=== Task prompt ===
Report all lines holding "name".

=== Items from a dataset ===
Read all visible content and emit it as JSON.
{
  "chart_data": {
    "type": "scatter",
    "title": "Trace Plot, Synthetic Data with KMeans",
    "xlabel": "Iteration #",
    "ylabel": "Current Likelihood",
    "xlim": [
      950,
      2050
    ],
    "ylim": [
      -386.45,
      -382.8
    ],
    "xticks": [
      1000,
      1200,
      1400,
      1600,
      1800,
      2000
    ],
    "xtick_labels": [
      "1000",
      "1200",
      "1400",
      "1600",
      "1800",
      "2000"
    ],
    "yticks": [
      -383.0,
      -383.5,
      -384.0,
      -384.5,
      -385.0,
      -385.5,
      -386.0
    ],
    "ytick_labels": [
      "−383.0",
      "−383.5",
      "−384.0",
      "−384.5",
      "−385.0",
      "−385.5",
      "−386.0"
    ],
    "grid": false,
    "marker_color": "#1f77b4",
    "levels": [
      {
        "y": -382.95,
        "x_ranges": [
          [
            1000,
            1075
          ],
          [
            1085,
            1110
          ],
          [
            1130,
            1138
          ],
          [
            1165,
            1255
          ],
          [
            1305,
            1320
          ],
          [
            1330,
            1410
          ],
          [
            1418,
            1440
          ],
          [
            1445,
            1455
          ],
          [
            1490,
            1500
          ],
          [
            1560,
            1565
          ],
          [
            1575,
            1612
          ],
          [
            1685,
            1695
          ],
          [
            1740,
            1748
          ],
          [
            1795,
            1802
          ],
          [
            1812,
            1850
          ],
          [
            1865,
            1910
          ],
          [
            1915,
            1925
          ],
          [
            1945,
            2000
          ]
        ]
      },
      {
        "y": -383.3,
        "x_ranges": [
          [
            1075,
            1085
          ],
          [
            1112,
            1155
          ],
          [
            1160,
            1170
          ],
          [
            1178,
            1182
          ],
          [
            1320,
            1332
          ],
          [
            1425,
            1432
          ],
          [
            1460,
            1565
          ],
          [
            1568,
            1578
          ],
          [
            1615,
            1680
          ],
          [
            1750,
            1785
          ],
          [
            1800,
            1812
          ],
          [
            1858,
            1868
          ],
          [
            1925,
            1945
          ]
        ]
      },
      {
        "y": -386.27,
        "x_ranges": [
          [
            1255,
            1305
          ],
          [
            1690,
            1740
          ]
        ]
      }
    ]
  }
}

---

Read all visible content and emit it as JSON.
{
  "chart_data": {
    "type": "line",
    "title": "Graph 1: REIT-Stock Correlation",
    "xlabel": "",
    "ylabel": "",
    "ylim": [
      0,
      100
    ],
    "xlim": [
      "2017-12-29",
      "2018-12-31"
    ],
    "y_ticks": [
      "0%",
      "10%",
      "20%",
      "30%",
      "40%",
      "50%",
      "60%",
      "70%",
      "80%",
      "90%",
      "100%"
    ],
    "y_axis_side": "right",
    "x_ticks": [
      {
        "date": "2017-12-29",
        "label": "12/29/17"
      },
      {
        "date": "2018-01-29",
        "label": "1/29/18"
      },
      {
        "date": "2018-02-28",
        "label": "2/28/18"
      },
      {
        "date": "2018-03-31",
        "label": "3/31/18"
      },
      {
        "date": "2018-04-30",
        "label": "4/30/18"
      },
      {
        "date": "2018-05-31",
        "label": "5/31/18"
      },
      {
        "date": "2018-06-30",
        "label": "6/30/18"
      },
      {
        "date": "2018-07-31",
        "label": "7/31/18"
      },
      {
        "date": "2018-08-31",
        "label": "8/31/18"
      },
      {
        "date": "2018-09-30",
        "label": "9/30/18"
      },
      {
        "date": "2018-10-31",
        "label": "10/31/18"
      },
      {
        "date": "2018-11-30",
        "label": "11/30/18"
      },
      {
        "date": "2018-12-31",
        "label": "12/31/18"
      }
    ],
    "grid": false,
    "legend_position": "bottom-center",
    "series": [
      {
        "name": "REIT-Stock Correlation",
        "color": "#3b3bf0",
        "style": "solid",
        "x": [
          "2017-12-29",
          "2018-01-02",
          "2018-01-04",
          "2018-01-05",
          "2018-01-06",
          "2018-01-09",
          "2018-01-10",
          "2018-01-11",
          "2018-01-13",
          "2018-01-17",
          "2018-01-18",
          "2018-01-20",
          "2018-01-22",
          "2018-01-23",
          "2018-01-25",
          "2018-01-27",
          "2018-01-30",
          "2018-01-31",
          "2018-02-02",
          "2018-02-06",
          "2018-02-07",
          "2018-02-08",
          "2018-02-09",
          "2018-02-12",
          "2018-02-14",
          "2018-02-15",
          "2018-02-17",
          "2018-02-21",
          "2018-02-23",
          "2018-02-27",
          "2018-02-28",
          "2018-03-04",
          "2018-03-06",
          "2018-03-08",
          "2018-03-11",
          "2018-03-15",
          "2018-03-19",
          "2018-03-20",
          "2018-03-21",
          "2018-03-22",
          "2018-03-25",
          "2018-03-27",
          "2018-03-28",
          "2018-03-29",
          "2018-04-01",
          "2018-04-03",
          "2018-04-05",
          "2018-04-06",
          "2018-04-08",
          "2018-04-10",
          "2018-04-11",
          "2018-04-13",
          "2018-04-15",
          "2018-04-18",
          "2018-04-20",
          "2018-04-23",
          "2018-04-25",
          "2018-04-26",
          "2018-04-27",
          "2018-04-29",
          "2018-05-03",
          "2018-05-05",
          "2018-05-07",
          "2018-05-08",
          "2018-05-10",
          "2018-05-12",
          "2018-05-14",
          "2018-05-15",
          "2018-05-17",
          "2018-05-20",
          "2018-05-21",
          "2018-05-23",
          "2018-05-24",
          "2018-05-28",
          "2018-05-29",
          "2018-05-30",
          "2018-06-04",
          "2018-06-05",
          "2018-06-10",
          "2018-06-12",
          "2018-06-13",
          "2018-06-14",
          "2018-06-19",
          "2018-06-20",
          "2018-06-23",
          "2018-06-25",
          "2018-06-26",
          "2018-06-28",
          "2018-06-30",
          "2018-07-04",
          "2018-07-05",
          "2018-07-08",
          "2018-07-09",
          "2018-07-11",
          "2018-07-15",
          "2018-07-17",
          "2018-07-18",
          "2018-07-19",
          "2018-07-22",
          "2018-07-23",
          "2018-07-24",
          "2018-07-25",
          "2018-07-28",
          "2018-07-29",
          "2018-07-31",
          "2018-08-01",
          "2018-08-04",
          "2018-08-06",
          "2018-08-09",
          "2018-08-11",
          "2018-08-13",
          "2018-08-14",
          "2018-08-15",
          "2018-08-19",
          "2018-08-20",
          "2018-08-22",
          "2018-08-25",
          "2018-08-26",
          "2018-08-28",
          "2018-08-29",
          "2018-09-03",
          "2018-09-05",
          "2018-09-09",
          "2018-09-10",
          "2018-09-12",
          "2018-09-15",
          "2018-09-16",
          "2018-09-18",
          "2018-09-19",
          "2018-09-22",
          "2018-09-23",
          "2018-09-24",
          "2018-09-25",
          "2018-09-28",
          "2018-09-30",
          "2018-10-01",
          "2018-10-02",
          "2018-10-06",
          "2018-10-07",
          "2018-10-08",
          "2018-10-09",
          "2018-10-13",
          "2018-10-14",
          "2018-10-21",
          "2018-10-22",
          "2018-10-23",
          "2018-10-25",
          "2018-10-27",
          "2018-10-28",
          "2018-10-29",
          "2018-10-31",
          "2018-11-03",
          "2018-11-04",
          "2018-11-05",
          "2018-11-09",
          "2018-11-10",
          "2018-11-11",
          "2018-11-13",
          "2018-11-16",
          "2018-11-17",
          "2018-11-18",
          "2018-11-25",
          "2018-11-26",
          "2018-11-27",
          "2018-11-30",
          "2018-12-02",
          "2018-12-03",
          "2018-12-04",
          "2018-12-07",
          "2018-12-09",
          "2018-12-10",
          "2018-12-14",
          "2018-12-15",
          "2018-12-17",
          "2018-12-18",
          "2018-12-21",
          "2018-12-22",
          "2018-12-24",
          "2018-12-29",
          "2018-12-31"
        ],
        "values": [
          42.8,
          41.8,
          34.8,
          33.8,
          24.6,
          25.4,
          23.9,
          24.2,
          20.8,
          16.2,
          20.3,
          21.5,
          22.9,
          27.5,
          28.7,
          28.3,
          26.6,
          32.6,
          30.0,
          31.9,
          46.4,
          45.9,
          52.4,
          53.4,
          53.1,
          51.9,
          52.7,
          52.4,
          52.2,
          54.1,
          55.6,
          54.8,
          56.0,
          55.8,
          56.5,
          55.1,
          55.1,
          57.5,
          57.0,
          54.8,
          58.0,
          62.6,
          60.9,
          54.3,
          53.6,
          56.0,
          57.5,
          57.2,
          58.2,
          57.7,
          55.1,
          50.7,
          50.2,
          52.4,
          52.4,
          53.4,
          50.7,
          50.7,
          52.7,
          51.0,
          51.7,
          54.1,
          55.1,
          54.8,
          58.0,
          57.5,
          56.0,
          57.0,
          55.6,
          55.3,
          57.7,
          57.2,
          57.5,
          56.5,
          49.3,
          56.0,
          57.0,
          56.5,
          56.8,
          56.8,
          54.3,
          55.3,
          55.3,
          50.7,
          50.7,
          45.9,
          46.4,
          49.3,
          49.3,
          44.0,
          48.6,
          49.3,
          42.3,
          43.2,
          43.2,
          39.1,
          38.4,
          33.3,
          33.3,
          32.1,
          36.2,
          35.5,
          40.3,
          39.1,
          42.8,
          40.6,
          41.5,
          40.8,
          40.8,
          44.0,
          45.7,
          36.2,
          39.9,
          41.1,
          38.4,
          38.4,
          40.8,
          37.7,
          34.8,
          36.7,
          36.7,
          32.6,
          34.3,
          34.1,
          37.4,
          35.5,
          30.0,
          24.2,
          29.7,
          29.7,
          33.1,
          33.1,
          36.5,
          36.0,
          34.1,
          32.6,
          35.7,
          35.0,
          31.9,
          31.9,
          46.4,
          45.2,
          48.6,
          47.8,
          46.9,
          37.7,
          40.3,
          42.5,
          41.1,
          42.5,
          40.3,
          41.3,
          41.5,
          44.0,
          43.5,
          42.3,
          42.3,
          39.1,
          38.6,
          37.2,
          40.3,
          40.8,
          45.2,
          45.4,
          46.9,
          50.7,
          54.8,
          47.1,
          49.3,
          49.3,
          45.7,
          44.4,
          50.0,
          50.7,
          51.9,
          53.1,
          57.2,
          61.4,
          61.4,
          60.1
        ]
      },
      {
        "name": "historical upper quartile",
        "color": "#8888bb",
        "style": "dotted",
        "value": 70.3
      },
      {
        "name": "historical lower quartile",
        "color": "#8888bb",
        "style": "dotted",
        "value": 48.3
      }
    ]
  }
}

=== Answer ===
        "name": "REIT-Stock Correlation",
        "name": "historical upper quartile",
        "name": "historical lower quartile",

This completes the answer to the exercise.